#### Request
Below are some records. Copy every line in them that holds "content".

═══ Source records ═══

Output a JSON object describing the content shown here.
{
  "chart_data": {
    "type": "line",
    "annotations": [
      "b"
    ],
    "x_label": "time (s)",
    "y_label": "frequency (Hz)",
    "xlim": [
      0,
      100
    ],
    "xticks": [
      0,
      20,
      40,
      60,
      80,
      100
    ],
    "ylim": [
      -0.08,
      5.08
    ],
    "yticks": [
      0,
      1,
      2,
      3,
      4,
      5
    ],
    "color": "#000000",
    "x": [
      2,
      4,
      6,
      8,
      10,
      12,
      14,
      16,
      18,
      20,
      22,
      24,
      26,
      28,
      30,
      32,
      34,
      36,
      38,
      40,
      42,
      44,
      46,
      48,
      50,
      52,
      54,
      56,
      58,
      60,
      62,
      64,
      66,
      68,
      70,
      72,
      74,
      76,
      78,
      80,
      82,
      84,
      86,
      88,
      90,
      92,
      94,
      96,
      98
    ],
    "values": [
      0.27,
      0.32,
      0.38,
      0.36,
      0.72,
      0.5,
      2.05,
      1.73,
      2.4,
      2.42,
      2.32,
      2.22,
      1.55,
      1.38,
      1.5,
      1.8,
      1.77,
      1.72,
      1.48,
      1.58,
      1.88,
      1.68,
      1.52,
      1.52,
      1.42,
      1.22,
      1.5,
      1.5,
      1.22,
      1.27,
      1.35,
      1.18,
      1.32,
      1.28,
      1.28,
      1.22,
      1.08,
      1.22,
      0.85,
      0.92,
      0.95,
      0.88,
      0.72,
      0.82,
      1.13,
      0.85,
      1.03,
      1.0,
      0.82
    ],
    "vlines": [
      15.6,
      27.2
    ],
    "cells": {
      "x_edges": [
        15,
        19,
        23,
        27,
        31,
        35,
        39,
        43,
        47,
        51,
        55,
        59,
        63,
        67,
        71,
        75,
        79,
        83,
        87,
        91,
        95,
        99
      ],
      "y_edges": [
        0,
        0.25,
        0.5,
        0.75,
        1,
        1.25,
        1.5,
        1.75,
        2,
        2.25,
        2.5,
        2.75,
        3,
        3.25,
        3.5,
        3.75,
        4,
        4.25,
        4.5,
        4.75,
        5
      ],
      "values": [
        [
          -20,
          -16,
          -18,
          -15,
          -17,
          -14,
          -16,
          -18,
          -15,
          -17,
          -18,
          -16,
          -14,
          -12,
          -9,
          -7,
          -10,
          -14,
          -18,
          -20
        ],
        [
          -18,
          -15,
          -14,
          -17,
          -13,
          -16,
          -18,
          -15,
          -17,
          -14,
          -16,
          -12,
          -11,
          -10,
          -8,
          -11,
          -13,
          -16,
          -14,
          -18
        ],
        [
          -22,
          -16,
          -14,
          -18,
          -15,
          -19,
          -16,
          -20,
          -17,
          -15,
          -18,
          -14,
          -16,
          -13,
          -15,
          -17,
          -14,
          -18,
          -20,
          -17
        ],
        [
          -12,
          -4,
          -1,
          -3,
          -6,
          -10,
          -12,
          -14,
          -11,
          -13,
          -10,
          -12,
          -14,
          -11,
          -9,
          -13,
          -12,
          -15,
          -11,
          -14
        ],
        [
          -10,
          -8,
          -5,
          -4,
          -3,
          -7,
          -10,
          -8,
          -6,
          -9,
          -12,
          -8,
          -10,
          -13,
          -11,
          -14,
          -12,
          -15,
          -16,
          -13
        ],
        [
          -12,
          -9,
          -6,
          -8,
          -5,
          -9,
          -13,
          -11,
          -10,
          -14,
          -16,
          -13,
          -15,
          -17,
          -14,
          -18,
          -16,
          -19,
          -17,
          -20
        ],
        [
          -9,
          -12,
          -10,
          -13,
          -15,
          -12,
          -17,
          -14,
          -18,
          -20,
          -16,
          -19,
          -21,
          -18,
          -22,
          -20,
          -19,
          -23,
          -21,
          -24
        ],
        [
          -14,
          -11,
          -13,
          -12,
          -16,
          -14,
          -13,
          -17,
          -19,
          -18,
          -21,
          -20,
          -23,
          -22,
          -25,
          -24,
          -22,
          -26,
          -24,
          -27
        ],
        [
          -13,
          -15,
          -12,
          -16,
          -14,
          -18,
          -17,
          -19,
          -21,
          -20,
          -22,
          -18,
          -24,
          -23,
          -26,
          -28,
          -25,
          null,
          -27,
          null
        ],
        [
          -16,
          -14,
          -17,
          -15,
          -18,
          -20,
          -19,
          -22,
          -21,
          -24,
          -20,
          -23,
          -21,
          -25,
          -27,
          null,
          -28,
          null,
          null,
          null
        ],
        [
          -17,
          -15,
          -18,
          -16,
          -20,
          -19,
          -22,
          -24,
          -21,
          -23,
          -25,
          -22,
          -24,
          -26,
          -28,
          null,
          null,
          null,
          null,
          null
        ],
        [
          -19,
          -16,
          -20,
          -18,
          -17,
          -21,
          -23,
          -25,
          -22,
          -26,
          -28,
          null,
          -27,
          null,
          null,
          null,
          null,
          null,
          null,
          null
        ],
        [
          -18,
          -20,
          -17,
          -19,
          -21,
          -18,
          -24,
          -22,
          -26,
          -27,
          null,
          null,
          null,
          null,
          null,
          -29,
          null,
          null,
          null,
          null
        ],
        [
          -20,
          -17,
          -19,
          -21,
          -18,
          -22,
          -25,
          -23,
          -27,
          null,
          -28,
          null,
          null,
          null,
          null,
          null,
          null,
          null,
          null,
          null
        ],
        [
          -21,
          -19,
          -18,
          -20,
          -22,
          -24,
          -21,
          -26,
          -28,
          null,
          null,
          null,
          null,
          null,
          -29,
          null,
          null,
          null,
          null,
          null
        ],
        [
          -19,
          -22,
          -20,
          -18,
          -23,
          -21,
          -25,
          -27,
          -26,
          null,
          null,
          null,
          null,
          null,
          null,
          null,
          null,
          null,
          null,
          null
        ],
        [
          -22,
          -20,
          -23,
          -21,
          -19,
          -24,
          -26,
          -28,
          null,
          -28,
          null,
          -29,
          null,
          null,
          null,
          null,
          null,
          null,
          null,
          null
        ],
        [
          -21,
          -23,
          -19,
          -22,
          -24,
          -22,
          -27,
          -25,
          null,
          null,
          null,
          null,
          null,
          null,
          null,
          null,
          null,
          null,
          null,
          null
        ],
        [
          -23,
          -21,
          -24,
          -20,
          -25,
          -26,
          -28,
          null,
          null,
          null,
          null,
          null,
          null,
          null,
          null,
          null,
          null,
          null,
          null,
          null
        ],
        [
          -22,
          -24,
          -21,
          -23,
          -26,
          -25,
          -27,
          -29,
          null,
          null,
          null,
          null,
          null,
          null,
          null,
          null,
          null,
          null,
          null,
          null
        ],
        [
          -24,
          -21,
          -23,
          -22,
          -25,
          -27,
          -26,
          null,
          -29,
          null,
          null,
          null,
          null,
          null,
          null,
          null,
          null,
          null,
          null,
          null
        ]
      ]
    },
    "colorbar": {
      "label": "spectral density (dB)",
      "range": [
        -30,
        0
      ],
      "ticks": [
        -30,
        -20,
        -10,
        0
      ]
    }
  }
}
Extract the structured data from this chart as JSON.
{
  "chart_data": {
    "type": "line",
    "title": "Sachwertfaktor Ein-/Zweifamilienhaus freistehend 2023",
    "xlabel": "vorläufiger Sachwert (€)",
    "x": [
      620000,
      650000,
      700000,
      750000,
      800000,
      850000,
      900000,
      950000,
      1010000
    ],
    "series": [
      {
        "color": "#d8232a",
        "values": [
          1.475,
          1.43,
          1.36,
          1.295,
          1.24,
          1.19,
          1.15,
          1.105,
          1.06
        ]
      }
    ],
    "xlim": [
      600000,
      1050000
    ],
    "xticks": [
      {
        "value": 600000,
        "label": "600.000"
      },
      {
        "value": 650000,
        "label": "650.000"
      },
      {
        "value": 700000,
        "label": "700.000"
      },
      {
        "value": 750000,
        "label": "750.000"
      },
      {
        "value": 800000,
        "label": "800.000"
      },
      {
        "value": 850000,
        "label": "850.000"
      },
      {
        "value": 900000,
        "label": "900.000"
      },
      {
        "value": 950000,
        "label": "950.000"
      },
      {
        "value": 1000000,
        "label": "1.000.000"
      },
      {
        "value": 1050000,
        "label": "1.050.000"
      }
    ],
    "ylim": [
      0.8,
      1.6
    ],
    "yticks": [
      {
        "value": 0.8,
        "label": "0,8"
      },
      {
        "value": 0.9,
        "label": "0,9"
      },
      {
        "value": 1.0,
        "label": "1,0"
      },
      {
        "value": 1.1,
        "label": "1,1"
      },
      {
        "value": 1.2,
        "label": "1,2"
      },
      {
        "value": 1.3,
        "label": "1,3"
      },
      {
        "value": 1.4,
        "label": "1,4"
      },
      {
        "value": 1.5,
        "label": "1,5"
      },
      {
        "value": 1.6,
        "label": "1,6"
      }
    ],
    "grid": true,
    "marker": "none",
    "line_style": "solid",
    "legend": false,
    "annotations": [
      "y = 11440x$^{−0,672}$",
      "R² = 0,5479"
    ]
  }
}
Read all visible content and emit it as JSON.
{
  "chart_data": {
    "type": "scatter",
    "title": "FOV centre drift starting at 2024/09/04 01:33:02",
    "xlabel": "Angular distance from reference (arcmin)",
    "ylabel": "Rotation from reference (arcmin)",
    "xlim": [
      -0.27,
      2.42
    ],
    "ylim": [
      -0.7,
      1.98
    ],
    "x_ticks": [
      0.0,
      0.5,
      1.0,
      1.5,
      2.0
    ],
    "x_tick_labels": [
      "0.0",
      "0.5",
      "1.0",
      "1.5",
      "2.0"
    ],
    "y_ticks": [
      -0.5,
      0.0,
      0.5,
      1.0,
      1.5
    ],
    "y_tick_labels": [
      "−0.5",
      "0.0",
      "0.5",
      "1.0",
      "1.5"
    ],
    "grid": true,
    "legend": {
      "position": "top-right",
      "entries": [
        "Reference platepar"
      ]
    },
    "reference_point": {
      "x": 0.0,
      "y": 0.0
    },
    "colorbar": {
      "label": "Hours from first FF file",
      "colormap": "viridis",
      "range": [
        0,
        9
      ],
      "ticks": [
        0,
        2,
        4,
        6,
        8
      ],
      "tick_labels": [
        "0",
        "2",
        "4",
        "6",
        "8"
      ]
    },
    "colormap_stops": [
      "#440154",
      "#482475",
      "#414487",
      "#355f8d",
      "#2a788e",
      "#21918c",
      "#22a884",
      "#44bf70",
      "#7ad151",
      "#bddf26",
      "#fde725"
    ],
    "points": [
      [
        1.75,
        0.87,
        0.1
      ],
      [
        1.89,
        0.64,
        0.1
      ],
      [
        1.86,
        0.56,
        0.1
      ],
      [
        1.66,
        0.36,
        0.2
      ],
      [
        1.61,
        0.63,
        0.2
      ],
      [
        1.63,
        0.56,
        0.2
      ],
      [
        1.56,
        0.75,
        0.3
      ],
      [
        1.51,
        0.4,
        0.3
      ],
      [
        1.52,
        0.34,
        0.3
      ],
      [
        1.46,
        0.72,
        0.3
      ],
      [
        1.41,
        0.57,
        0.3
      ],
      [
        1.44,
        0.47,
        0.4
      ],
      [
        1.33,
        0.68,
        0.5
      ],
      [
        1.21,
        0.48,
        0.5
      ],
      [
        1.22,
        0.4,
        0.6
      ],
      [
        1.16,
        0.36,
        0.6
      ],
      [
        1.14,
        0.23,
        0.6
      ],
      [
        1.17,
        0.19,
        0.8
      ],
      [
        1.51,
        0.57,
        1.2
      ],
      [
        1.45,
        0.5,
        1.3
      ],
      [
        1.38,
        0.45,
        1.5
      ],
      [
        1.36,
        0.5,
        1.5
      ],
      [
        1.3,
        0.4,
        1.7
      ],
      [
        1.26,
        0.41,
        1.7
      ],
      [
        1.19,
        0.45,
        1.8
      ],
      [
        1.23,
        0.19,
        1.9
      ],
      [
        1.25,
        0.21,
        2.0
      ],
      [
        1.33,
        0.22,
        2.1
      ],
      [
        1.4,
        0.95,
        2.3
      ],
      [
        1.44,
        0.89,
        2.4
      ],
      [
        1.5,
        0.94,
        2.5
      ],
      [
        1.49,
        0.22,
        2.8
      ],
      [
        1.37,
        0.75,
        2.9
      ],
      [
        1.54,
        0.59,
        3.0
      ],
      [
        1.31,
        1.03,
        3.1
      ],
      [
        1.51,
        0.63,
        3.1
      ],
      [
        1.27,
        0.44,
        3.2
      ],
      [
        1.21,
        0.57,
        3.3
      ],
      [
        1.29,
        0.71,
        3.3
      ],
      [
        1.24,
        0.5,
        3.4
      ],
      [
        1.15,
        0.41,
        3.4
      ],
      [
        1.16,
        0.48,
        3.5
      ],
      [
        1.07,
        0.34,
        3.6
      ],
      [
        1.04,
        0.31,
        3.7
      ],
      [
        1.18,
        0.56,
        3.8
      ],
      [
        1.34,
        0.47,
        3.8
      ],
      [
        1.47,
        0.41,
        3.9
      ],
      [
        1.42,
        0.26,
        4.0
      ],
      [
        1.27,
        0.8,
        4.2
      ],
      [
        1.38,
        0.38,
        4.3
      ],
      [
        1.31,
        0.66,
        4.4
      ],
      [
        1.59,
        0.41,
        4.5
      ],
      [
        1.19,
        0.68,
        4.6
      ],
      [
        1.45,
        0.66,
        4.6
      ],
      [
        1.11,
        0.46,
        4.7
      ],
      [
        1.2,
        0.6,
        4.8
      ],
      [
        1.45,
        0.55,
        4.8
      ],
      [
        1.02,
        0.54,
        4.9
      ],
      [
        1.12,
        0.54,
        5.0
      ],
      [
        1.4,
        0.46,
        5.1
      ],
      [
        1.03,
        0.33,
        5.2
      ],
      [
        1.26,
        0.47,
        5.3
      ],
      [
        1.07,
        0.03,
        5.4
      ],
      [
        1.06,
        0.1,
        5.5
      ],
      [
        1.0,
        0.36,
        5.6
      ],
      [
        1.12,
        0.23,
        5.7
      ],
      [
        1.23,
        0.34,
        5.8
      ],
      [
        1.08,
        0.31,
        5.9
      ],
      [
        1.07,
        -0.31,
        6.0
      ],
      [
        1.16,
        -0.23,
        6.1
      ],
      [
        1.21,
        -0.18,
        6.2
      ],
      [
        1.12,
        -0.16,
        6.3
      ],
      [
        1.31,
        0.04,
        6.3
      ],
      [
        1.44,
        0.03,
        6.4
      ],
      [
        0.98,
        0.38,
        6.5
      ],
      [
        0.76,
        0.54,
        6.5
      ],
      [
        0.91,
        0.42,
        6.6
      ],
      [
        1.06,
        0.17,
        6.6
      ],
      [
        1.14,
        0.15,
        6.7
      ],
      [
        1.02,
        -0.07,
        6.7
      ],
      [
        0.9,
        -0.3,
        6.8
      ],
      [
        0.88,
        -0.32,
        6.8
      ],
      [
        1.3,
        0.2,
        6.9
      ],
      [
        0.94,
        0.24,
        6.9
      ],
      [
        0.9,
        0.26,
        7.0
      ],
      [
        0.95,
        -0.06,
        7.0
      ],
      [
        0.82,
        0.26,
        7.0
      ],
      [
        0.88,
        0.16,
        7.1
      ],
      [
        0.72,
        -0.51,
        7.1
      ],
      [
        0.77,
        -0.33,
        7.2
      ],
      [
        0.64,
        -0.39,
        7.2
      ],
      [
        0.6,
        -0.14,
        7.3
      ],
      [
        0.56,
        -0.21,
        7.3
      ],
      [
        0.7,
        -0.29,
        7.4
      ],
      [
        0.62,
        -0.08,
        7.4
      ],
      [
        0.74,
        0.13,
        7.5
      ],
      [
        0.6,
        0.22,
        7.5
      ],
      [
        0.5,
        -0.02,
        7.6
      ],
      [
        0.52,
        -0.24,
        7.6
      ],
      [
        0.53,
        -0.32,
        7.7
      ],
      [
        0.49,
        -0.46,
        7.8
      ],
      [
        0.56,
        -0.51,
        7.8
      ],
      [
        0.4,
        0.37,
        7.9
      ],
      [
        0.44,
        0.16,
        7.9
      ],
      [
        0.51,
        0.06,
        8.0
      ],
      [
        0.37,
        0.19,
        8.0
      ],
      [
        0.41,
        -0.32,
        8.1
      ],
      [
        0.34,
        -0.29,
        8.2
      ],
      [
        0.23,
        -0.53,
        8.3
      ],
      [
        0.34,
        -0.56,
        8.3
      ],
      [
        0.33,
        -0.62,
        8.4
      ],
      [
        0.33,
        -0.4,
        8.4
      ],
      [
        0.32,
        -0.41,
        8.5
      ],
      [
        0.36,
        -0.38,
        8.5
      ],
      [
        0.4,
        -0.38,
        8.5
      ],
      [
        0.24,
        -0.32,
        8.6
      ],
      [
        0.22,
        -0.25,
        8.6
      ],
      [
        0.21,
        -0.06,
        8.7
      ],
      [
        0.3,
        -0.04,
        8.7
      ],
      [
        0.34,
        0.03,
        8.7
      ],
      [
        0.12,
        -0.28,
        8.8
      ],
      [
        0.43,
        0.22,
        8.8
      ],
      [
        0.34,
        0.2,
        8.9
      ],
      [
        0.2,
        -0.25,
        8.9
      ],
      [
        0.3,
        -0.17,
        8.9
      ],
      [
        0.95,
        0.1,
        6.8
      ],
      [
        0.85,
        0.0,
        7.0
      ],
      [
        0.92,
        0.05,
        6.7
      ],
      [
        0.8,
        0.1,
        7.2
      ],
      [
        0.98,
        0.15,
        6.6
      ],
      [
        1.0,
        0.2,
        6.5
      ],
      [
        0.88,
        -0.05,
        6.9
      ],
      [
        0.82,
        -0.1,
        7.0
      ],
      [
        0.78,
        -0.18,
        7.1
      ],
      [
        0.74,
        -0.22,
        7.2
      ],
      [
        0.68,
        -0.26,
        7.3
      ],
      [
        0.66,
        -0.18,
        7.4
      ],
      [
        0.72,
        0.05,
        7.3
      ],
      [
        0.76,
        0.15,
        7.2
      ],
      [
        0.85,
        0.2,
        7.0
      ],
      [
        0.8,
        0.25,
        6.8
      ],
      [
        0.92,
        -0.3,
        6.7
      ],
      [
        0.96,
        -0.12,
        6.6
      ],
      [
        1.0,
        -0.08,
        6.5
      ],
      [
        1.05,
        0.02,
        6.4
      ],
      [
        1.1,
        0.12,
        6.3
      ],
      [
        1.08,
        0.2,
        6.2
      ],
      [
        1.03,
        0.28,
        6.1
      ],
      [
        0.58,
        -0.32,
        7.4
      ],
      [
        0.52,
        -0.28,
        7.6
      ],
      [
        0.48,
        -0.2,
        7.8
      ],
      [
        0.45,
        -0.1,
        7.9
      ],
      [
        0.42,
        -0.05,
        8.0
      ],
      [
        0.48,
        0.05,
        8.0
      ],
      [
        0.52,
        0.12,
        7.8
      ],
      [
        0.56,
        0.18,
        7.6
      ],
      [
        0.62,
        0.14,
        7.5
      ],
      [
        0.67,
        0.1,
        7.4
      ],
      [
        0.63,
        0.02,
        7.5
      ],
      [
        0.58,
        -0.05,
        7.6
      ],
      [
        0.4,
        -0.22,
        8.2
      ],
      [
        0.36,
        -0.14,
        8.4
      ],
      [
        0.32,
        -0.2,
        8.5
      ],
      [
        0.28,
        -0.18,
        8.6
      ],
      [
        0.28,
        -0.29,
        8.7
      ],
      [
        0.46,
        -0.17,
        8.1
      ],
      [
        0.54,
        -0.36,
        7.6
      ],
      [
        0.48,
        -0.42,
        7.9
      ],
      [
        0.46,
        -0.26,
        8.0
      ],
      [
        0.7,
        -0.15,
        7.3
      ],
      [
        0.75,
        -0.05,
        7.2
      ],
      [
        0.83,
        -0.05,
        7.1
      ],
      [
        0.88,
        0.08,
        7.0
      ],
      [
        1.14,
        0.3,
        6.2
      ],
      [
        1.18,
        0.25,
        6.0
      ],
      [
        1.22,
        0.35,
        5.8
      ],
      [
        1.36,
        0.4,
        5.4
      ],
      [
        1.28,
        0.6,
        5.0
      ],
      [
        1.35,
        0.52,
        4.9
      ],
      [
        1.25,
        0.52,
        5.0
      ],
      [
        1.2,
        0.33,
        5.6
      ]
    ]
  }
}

═══

#### Exercise answer
Output a JSON object describing the content shown here.
Read all visible content and emit it as JSON.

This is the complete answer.